TEXT PROVIDED →

------

It can be downloaded from this page
This will currently give you pole position I think :-)
-
@hskoglund I will test if it will allow my Qt application, compiled with MS VC 2015, to start on a fresh system. If yes, I'll go for it...
-
@hskoglund I am wondering if there is a ways to bypass the version of vcredist that comes with windeployqt which I guess will not be the latest one.
-
@Laurent-Schall I've been in your situation (worrying about fresh vcredists) for a long time, before Qt I used MFC which required the same (a fresh vcredist).. I tried to follow Microsoft's advice but was anyway bitten a couple of times, I remember customers waking me up a Monday morning, telling me that my program had stopped working. A Windows update of the C++ .dlls had broken my ADO database connection :-(
So when I started with Qt I always bundled the C++ .dlls along the Qt's dlls with my app. For VS2015 I copied from C:\Windows\SysWow64 on my dev. PC the 3 dlls: msvcp140.dll, vcruntime140.dll and ucrtbase.dll.
This is against Microsoft's advice but I since starting doing that my Monday mornings have been uninterrupted.But this year I followed in the footsteps of Qt's installation program qt-unified-windows-x86-3.1.1-online. Note what you download on a fresh PC is just a Qt .exe file, there's no installation, you just doubleclick it.

------

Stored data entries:

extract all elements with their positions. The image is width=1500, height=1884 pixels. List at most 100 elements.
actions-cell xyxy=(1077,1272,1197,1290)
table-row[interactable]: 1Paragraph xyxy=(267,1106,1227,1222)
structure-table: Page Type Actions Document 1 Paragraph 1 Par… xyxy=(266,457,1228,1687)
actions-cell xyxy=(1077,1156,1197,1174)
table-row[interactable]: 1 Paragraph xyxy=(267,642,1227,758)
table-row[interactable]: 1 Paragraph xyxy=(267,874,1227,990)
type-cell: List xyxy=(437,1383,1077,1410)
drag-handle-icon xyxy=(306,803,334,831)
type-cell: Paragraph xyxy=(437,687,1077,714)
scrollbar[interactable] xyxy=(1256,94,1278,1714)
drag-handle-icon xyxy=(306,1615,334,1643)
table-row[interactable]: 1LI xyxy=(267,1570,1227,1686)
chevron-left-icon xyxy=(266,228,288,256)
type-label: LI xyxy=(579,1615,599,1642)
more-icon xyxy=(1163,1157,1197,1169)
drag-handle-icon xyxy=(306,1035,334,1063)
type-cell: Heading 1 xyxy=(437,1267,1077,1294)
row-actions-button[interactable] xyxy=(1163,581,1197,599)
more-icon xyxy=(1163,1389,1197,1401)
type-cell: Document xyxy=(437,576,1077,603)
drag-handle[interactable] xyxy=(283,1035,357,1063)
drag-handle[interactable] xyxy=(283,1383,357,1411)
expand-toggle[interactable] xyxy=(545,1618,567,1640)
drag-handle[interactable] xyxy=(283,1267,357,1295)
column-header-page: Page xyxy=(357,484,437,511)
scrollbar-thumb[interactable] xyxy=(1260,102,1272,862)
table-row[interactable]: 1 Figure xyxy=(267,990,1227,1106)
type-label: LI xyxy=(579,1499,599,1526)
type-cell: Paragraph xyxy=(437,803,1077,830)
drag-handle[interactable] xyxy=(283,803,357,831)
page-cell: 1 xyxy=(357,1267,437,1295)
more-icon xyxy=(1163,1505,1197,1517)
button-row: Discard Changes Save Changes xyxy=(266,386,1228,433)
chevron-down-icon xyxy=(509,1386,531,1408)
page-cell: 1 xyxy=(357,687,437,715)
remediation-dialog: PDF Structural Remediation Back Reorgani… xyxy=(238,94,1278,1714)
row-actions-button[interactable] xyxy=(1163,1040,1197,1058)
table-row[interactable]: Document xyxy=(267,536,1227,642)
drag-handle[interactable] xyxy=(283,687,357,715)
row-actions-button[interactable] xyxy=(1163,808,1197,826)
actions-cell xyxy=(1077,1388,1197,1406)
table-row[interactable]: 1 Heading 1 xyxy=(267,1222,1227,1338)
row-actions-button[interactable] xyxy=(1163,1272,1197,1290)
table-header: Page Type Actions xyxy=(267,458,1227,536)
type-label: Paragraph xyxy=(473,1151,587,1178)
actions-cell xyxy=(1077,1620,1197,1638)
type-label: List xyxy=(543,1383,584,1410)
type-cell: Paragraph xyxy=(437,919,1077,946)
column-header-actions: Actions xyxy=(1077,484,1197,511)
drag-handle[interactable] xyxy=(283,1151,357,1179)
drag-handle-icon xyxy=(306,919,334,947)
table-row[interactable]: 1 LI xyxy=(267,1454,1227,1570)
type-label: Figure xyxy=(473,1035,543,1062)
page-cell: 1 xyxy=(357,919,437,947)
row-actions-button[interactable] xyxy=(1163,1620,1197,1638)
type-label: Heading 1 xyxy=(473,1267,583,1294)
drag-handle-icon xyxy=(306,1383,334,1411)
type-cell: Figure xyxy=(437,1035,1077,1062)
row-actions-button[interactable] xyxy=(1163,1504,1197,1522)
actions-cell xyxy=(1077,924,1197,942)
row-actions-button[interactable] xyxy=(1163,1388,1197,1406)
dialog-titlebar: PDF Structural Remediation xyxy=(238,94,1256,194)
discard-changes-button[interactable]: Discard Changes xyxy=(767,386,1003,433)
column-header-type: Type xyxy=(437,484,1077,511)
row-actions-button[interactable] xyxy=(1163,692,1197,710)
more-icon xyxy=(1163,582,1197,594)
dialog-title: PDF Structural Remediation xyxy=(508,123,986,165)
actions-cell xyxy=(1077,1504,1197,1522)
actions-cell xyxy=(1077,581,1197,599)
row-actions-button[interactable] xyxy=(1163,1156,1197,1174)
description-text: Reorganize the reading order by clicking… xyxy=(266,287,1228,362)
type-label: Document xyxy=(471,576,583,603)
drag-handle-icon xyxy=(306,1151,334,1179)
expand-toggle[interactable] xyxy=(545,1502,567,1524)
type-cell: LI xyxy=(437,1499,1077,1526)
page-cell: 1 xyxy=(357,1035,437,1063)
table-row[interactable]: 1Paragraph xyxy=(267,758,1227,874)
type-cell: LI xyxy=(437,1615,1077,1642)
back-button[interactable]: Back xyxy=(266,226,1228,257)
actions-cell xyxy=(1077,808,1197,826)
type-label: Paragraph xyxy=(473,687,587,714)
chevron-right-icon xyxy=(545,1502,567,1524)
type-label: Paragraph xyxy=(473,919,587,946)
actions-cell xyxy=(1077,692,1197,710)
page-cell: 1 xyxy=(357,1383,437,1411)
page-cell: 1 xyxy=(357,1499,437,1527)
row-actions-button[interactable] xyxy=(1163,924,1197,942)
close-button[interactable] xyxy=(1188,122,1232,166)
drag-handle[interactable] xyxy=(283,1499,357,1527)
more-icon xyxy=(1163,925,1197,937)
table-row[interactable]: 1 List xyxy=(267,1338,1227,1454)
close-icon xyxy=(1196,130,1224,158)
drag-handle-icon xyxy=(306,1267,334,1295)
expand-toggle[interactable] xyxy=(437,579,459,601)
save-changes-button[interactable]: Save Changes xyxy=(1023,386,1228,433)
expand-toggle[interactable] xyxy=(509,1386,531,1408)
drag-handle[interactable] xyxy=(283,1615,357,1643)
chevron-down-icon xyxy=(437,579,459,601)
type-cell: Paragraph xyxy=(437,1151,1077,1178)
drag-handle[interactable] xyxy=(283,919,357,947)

------

WORK TO COMPLETE →
Answer these questions about the forum discussion on bundling Visual C++ runtime files with a Qt application.
(a) Which compiler was the Qt application that is to be tested on a fresh system compiled with?
(b) Which three .dll files were copied for VS2015, and from which folder?
(c) What did a Windows update of the C++ .dlls break?

EXPECTED OUTPUT →
(a) MS VC 2015.
(b) msvcp140.dll, vcruntime140.dll and ucrtbase.dll, copied from C:\Windows\SysWow64.
(c) An ADO database connection.